TEXTO DE ORIGEM:

Ora, como o leitor poderá ter percebido, esta notícia não proveio diretamente do tribunal nem foi exposta pelo ora arguido. Dizem alguns que foi assim, mas não se conhece a realidade, contada por quem possa fazê-lo garantidamente. O que significa que esta notícia, em boa verdade, é uma não notícia. Nos tribunais norte-americanos o juiz diria aos jurados que não a tivessem em conta na apreciação dos factos.
Depois, sobretudo nas televisões – a distribuição não é uniforme –, surgiu a notícia de que Ricardo Salgado teria sido detido pelas sete da manhã, mas não se refere nunca – quase nunca – se foram alvo de buscas a sua residência e as tais (supostas) duas salas do hotel nem o que de lá foi retirado. Porque se foram, então não faz sentido a notícia que deve ser considerada uma não notícia.
Logo de seguida, surgiu a teoria do bode expiatório, que é algo sem sentido, dado que existem já muitas outras pessoas envoltas no caso Monte Branco. De resto, filosofando um pouco e à sua maneira, foi muito interessante a ideia de José Pacheco Pereira na última QUADRATURA DO CÍRCULO, onde formulou votos para que Ricardo Espírito Santo Salgado desse agora a conhecer tudo o que sabe ao redor do que possa estar em jogo neste caso. E tanto no caso Monte Branco, como em quanto se passou no GES/BES e na sua completude. Como é evidente, tratou-se de uma graça, mas cheia de significado.

DADOS DOS EXERCÍCIOS:

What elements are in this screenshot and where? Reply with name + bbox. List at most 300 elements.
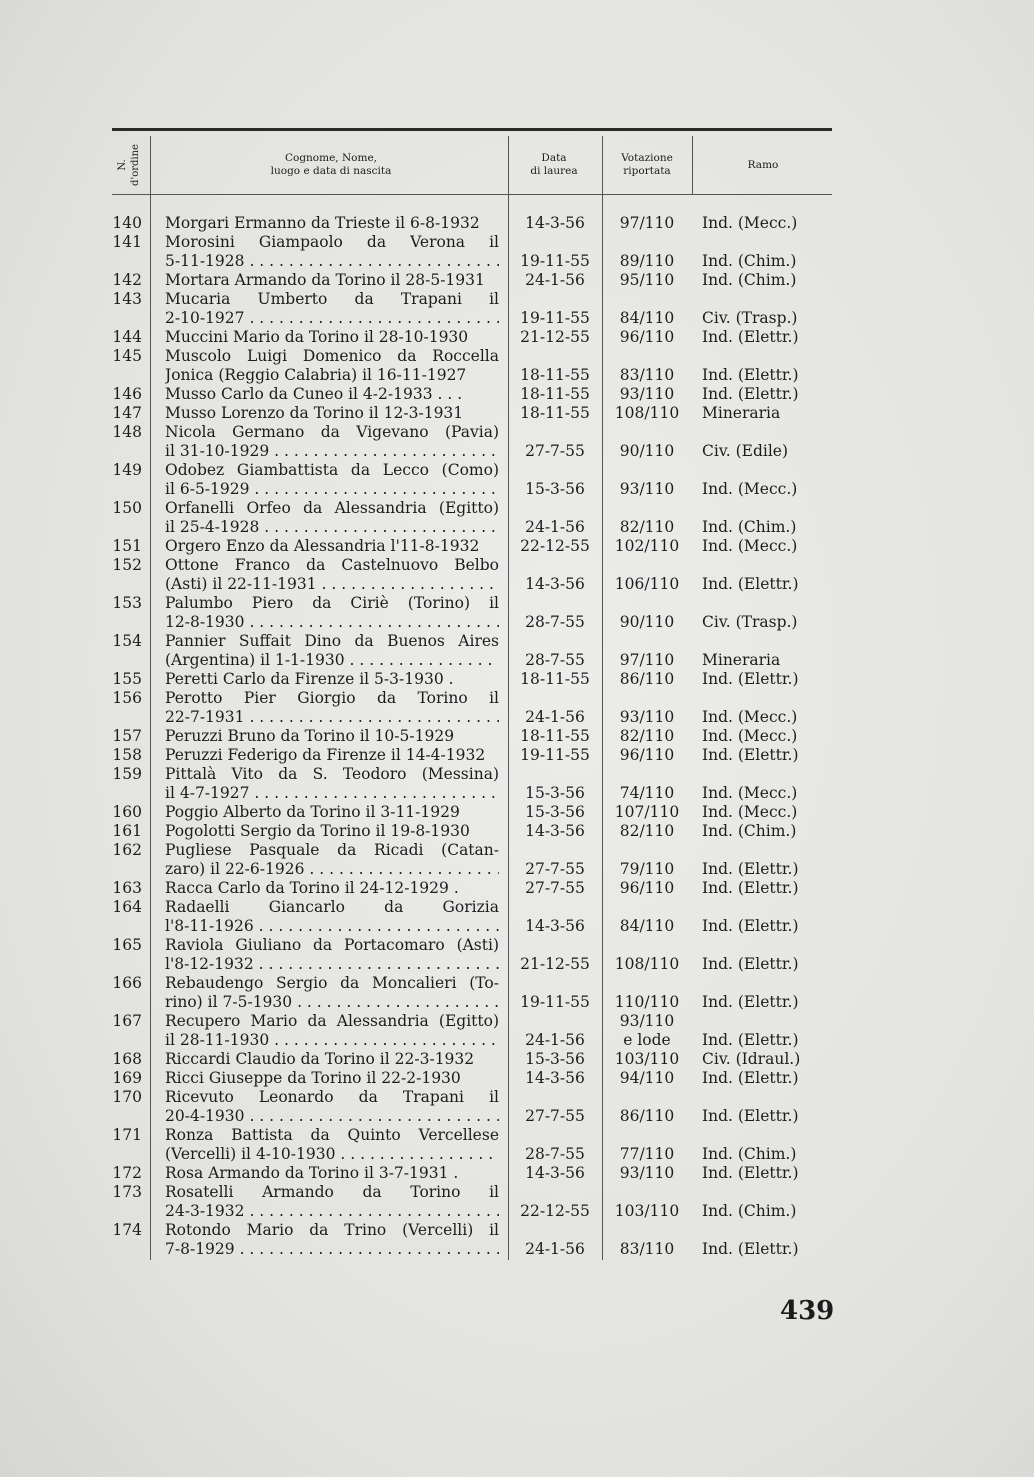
row-name-birth [165,214,499,233]
name-line: Odobez Giambattista da Lecco (Como) [165,461,499,479]
row-graduation-date: 24-1-56 [525,1031,585,1049]
grade-value: 93/110 [619,1012,675,1030]
row-grade [602,917,692,936]
grade-value: 108/110 [614,955,680,973]
grade-value: 93/110 [619,385,675,403]
row-branch: Civ. (Trasp.) [702,613,798,631]
row-number: 143 [112,290,142,308]
row-graduation-date: 18-11-55 [520,670,590,688]
row-graduation-date: 24-1-56 [525,518,585,536]
table-row [112,347,832,385]
row-branch: Ind. (Chim.) [702,518,797,536]
row-name-birth [165,670,499,689]
grade-value: 77/110 [619,1145,675,1163]
table-row [112,537,832,556]
table-row [112,214,832,233]
name-line: 2-10-1927 . . . [165,309,499,328]
grade-value: 79/110 [619,860,675,878]
row-graduation-date: 19-11-55 [520,746,590,764]
grade-value: 107/110 [614,803,680,821]
row-number: 147 [112,404,142,422]
row-number: 154 [112,632,142,650]
name-line: Nicola Germano da Vigevano (Pavia) [165,423,499,441]
row-name-birth [165,423,499,461]
table-row [112,1012,832,1050]
row-grade [602,822,692,841]
row-name-birth [165,1069,499,1088]
row-grade [602,309,692,328]
row-graduation-date: 14-3-56 [525,214,585,232]
row-grade [602,708,692,727]
row-name-birth [165,461,499,499]
row-number: 158 [112,746,142,764]
row-branch: Ind. (Mecc.) [702,784,798,802]
row-grade [602,252,692,271]
name-line: Racca Carlo da Torino il 24-12-1929 . [165,879,459,897]
row-branch: Ind. (Elettr.) [702,746,799,764]
table-row [112,499,832,537]
name-line: Morgari Ermanno da Trieste il 6-8-1932 [165,214,480,232]
row-name-birth [165,632,499,670]
row-number: 162 [112,841,142,859]
table-row [112,746,832,765]
row-name-birth [165,1088,499,1126]
row-number: 151 [112,537,142,555]
row-name-birth [165,594,499,632]
row-grade [602,1240,692,1259]
row-graduation-date: 15-3-56 [525,803,585,821]
row-name-birth [165,841,499,879]
row-name-birth [165,765,499,803]
row-grade [602,784,692,803]
row-branch: Ind. (Mecc.) [702,708,798,726]
row-branch: Ind. (Elettr.) [702,575,799,593]
name-line: Pannier Suffait Dino da Buenos Aires [165,632,499,650]
row-name-birth [165,290,499,328]
header-rule [112,194,832,195]
row-name-birth [165,233,499,271]
row-number: 140 [112,214,142,232]
name-line: zaro) il 22-6-1926 . . . [165,860,499,879]
grade-value: 83/110 [619,1240,675,1258]
table-row [112,689,832,727]
name-line: (Vercelli) il 4-10-1930 . . . [165,1145,499,1164]
row-branch: Ind. (Elettr.) [702,1069,799,1087]
row-branch: Ind. (Elettr.) [702,1164,799,1182]
table-row [112,898,832,936]
grade-value: 95/110 [619,271,675,289]
name-line: Poggio Alberto da Torino il 3-11-1929 [165,803,460,821]
header-cell-vote [602,136,692,194]
name-line: l'8-12-1932 . . . [165,955,499,974]
row-number: 146 [112,385,142,403]
row-number: 174 [112,1221,142,1239]
row-number: 161 [112,822,142,840]
row-number: 159 [112,765,142,783]
row-number: 148 [112,423,142,441]
row-grade [602,575,692,594]
name-line: Peruzzi Federigo da Firenze il 14-4-1932 [165,746,486,764]
name-line: l'8-11-1926 . . . [165,917,499,936]
table-row [112,632,832,670]
row-grade [602,670,692,689]
row-grade [602,993,692,1012]
name-line: Jonica (Reggio Calabria) il 16-11-1927 [165,366,467,384]
row-grade [602,442,692,461]
header-cell-number [112,136,146,194]
row-name-birth [165,879,499,898]
row-branch: Ind. (Chim.) [702,271,797,289]
row-grade [602,328,692,347]
row-graduation-date: 14-3-56 [525,1164,585,1182]
row-branch: Ind. (Elettr.) [702,955,799,973]
grade-value: 82/110 [619,518,675,536]
row-grade [602,803,692,822]
grade-value: 86/110 [619,670,675,688]
table-row [112,727,832,746]
row-branch: Ind. (Elettr.) [702,1107,799,1125]
name-line: il 4-7-1927 . . . [165,784,499,803]
row-branch: Civ. (Edile) [702,442,789,460]
name-line: Peruzzi Bruno da Torino il 10-5-1929 [165,727,455,745]
name-line: il 31-10-1929 . . . [165,442,499,461]
row-number: 156 [112,689,142,707]
table-body [112,214,832,1259]
row-graduation-date: 27-7-55 [525,442,585,460]
table-row [112,879,832,898]
row-grade [602,651,692,670]
row-branch: Ind. (Elettr.) [702,1031,799,1049]
row-grade [602,366,692,385]
name-line: Ronza Battista da Quinto Vercellese [165,1126,499,1144]
grade-value: 97/110 [619,651,675,669]
grade-value: 106/110 [614,575,680,593]
row-graduation-date: 22-12-55 [520,537,590,555]
grade-value: 83/110 [619,366,675,384]
grade-value: 108/110 [614,404,680,422]
row-name-birth [165,727,499,746]
grade-value: 74/110 [619,784,675,802]
row-name-birth [165,1050,499,1069]
name-line: (Asti) il 22-11-1931 . . . [165,575,499,594]
row-name-birth [165,537,499,556]
table-row [112,1164,832,1183]
row-name-birth [165,689,499,727]
row-branch: Ind. (Chim.) [702,1202,797,1220]
name-line: Ottone Franco da Castelnuovo Belbo [165,556,499,574]
row-number: 170 [112,1088,142,1106]
name-line: Musso Carlo da Cuneo il 4-2-1933 . . . [165,385,463,403]
name-line: Morosini Giampaolo da Verona il [165,233,499,251]
name-line: 24-3-1932 . . . [165,1202,499,1221]
row-number: 172 [112,1164,142,1182]
name-line: Peretti Carlo da Firenze il 5-3-1930 . [165,670,454,688]
row-grade [602,1069,692,1088]
row-number: 168 [112,1050,142,1068]
row-graduation-date: 28-7-55 [525,1145,585,1163]
table-row [112,841,832,879]
table-row [112,1221,832,1259]
column-divider [692,136,693,194]
grade-value: 102/110 [614,537,680,555]
row-grade [602,879,692,898]
row-number: 169 [112,1069,142,1087]
row-name-birth [165,822,499,841]
grade-value: 97/110 [619,214,675,232]
row-branch: Ind. (Elettr.) [702,917,799,935]
table-row [112,803,832,822]
row-number: 153 [112,594,142,612]
page-number: 439 [780,1296,835,1326]
name-line: 7-8-1929 . . . [165,1240,499,1259]
table-row [112,271,832,290]
row-branch: Ind. (Chim.) [702,252,797,270]
name-line: Rotondo Mario da Trino (Vercelli) il [165,1221,499,1239]
name-line: Orgero Enzo da Alessandria l'11-8-1932 [165,537,480,555]
row-name-birth [165,328,499,347]
row-graduation-date: 24-1-56 [525,1240,585,1258]
row-graduation-date: 21-12-55 [520,955,590,973]
row-grade [602,1202,692,1221]
grade-value: 103/110 [614,1202,680,1220]
top-rule [112,128,832,131]
table-row [112,670,832,689]
row-graduation-date: 15-3-56 [525,1050,585,1068]
row-name-birth [165,404,499,423]
row-branch: Ind. (Chim.) [702,822,797,840]
row-branch: Ind. (Elettr.) [702,993,799,1011]
table-row [112,1183,832,1221]
table-row [112,461,832,499]
name-line: il 25-4-1928 . . . [165,518,499,537]
table-row [112,423,832,461]
row-number: 152 [112,556,142,574]
grade-value: e lode [623,1031,671,1049]
row-graduation-date: 28-7-55 [525,613,585,631]
table-row [112,385,832,404]
name-line: Rosatelli Armando da Torino il [165,1183,499,1201]
row-branch: Ind. (Elettr.) [702,366,799,384]
header-cell-ramo [694,136,832,194]
row-grade [602,1107,692,1126]
name-line: Raviola Giuliano da Portacomaro (Asti) [165,936,499,954]
table-row [112,765,832,803]
row-branch: Ind. (Elettr.) [702,385,799,403]
row-number: 141 [112,233,142,251]
row-name-birth [165,385,499,404]
row-name-birth [165,499,499,537]
row-branch: Ind. (Mecc.) [702,537,798,555]
row-name-birth [165,1183,499,1221]
row-name-birth [165,803,499,822]
table-row [112,974,832,1012]
row-number: 166 [112,974,142,992]
row-grade [602,537,692,556]
header-number-label: N. d'ordine [117,144,142,186]
row-number: 144 [112,328,142,346]
name-line: Mucaria Umberto da Trapani il [165,290,499,308]
row-branch: Ind. (Elettr.) [702,860,799,878]
name-line: Rebaudengo Sergio da Moncalieri (To- [165,974,499,992]
row-grade [602,385,692,404]
table-header [112,136,832,194]
grade-value: 93/110 [619,480,675,498]
name-line: Musso Lorenzo da Torino il 12-3-1931 [165,404,464,422]
row-number: 171 [112,1126,142,1144]
name-line: il 6-5-1929 . . . [165,480,499,499]
row-graduation-date: 27-7-55 [525,1107,585,1125]
name-line: rino) il 7-5-1930 . . . [165,993,499,1012]
row-name-birth [165,1012,499,1050]
table-row [112,556,832,594]
row-name-birth [165,271,499,290]
header-cell-name [156,136,506,194]
row-number: 155 [112,670,142,688]
row-grade [602,1164,692,1183]
row-branch: Civ. (Trasp.) [702,309,798,327]
row-graduation-date: 14-3-56 [525,575,585,593]
row-number: 173 [112,1183,142,1201]
table-row [112,936,832,974]
row-branch: Mineraria [702,404,781,422]
row-graduation-date: 18-11-55 [520,727,590,745]
row-grade [602,214,692,233]
grade-value: 110/110 [614,993,680,1011]
row-name-birth [165,556,499,594]
table-row [112,328,832,347]
row-branch: Ind. (Chim.) [702,1145,797,1163]
row-number: 164 [112,898,142,916]
row-grade [602,955,692,974]
row-number: 157 [112,727,142,745]
table-row [112,1126,832,1164]
table-row [112,233,832,271]
row-grade [602,480,692,499]
header-date-label: Data di laurea [530,152,578,177]
grade-value: 93/110 [619,1164,675,1182]
row-branch: Ind. (Elettr.) [702,1240,799,1258]
name-line: Mortara Armando da Torino il 28-5-1931 [165,271,485,289]
table-row [112,1069,832,1088]
row-graduation-date: 21-12-55 [520,328,590,346]
name-line: Pogolotti Sergio da Torino il 19-8-1930 [165,822,470,840]
row-graduation-date: 15-3-56 [525,480,585,498]
row-number: 165 [112,936,142,954]
table-row [112,1050,832,1069]
row-branch: Ind. (Elettr.) [702,670,799,688]
row-graduation-date: 19-11-55 [520,993,590,1011]
row-name-birth [165,347,499,385]
row-graduation-date: 18-11-55 [520,385,590,403]
grade-value: 86/110 [619,1107,675,1125]
row-name-birth [165,1126,499,1164]
table-row [112,1088,832,1126]
grade-value: 84/110 [619,917,675,935]
header-ramo-label: Ramo [747,158,779,171]
header-cell-date [508,136,600,194]
name-line: Rosa Armando da Torino il 3-7-1931 . [165,1164,459,1182]
row-name-birth [165,1164,499,1183]
row-number: 145 [112,347,142,365]
row-grade [602,746,692,765]
row-branch: Ind. (Elettr.) [702,879,799,897]
row-grade [602,404,692,423]
row-graduation-date: 28-7-55 [525,651,585,669]
row-branch: Ind. (Elettr.) [702,328,799,346]
row-branch: Ind. (Mecc.) [702,214,798,232]
name-line: Pugliese Pasquale da Ricadi (Catan- [165,841,499,859]
row-graduation-date: 14-3-56 [525,917,585,935]
row-grade [602,271,692,290]
row-branch: Mineraria [702,651,781,669]
row-name-birth [165,898,499,936]
table-row [112,290,832,328]
name-line: Orfanelli Orfeo da Alessandria (Egitto) [165,499,499,517]
row-graduation-date: 18-11-55 [520,404,590,422]
row-graduation-date: 15-3-56 [525,784,585,802]
row-grade [602,1050,692,1069]
row-branch: Ind. (Mecc.) [702,803,798,821]
grade-value: 84/110 [619,309,675,327]
name-line: 22-7-1931 . . . [165,708,499,727]
header-vote-label: Votazione riportata [621,152,673,177]
row-grade [602,727,692,746]
name-line: Riccardi Claudio da Torino il 22-3-1932 [165,1050,475,1068]
table-row [112,594,832,632]
row-branch: Ind. (Mecc.) [702,480,798,498]
row-number: 167 [112,1012,142,1030]
grade-value: 96/110 [619,879,675,897]
name-line: Muccini Mario da Torino il 28-10-1930 [165,328,469,346]
row-graduation-date: 24-1-56 [525,271,585,289]
grade-value: 96/110 [619,328,675,346]
name-line: Pittalà Vito da S. Teodoro (Messina) [165,765,499,783]
name-line: Perotto Pier Giorgio da Torino il [165,689,499,707]
row-graduation-date: 18-11-55 [520,366,590,384]
name-line: Muscolo Luigi Domenico da Roccella [165,347,499,365]
grade-value: 82/110 [619,822,675,840]
row-grade [602,860,692,879]
grade-value: 90/110 [619,613,675,631]
row-name-birth [165,746,499,765]
name-line: 5-11-1928 . . . [165,252,499,271]
row-number: 163 [112,879,142,897]
grade-value: 93/110 [619,708,675,726]
name-line: Recupero Mario da Alessandria (Egitto) [165,1012,499,1030]
name-line: 12-8-1930 . . . [165,613,499,632]
table-row [112,822,832,841]
row-branch: Civ. (Idraul.) [702,1050,801,1068]
name-line: Ricci Giuseppe da Torino il 22-2-1930 [165,1069,461,1087]
row-graduation-date: 27-7-55 [525,860,585,878]
row-grade [602,518,692,537]
table-row [112,404,832,423]
row-graduation-date: 14-3-56 [525,822,585,840]
name-line: Ricevuto Leonardo da Trapani il [165,1088,499,1106]
row-graduation-date: 19-11-55 [520,309,590,327]
row-number: 142 [112,271,142,289]
row-grade [602,613,692,632]
grade-value: 96/110 [619,746,675,764]
row-graduation-date: 27-7-55 [525,879,585,897]
grade-value: 94/110 [619,1069,675,1087]
header-name-label: Cognome, Nome, luogo e data di nascita [270,152,392,177]
row-graduation-date: 24-1-56 [525,708,585,726]
row-name-birth [165,936,499,974]
row-graduation-date: 19-11-55 [520,252,590,270]
grade-value: 90/110 [619,442,675,460]
name-line: 20-4-1930 . . . [165,1107,499,1126]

EXERCÍCIOS:
1 – Reproduza na íntegra o texto sobre Ricardo Salgado e o caso Monte Branco.
2 – Reescreva como lista numerada, sem linhas em branco, apenas o trecho dos registos que vai da linha que contém "row-name-birth [165,214,499,233]" até à linha que contém "table-row [112,499,832,537]", ambas incluídas.
O texto e os registos não têm qualquer relação entre si.

LISTA DE RESPOSTAS:
1 –
Ora, como o leitor poderá ter percebido, esta notícia não proveio diretamente do tribunal nem foi exposta pelo ora arguido. Dizem alguns que foi assim, mas não se conhece a realidade, contada por quem possa fazê-lo garantidamente. O que significa que esta notícia, em boa verdade, é uma não notícia. Nos tribunais norte-americanos o juiz diria aos jurados que não a tivessem em conta na apreciação dos factos.
Depois, sobretudo nas televisões – a distribuição não é uniforme –, surgiu a notícia de que Ricardo Salgado teria sido detido pelas sete da manhã, mas não se refere nunca – quase nunca – se foram alvo de buscas a sua residência e as tais (supostas) duas salas do hotel nem o que de lá foi retirado. Porque se foram, então não faz sentido a notícia que deve ser considerada uma não notícia.
Logo de seguida, surgiu a teoria do bode expiatório, que é algo sem sentido, dado que existem já muitas outras pessoas envoltas no caso Monte Branco. De resto, filosofando um pouco e à sua maneira, foi muito interessante a ideia de José Pacheco Pereira na última QUADRATURA DO CÍRCULO, onde formulou votos para que Ricardo Espírito Santo Salgado desse agora a conhecer tudo o que sabe ao redor do que possa estar em jogo neste caso. E tanto no caso Monte Branco, como em quanto se passou no GES/BES e na sua completude. Como é evidente, tratou-se de uma graça, mas cheia de significado.

2 –
1. row-name-birth [165,214,499,233]
2. name-line: Odobez Giambattista da Lecco (Como) [165,461,499,479]
3. row-graduation-date: 24-1-56 [525,1031,585,1049]
4. grade-value: 93/110 [619,1012,675,1030]
5. row-grade [602,917,692,936]
6. grade-value: 108/110 [614,955,680,973]
7. grade-value: 93/110 [619,385,675,403]
8. row-branch: Civ. (Trasp.) [702,613,798,631]
9. row-number: 143 [112,290,142,308]
10. row-graduation-date: 18-11-55 [520,670,590,688]
11. row-graduation-date: 24-1-56 [525,518,585,536]
12. table-row [112,347,832,385]
13. row-branch: Ind. (Chim.) [702,518,797,536]
14. row-name-birth [165,670,499,689]
15. grade-value: 77/110 [619,1145,675,1163]
16. table-row [112,537,832,556]
17. table-row [112,214,832,233]
18. name-line: 2-10-1927 . . . [165,309,499,328]
19. grade-value: 79/110 [619,860,675,878]
20. row-graduation-date: 19-11-55 [520,746,590,764]
21. grade-value: 107/110 [614,803,680,821]
22. row-number: 147 [112,404,142,422]
23. row-number: 154 [112,632,142,650]
24. name-line: Nicola Germano da Vigevano (Pavia) [165,423,499,441]
25. row-name-birth [165,423,499,461]
26. table-row [112,1012,832,1050]
27. row-grade [602,822,692,841]
28. row-name-birth [165,1069,499,1088]
29. row-grade [602,309,692,328]
30. row-graduation-date: 14-3-56 [525,214,585,232]
31. row-grade [602,708,692,727]
32. row-name-birth [165,461,499,499]
33. row-number: 158 [112,746,142,764]
34. row-branch: Ind. (Mecc.) [702,784,798,802]
35. row-grade [602,252,692,271]
36. name-line: Racca Carlo da Torino il 24-12-1929 . [165,879,459,897]
37. row-branch: Ind. (Elettr.) [702,746,799,764]
38. table-row [112,499,832,537]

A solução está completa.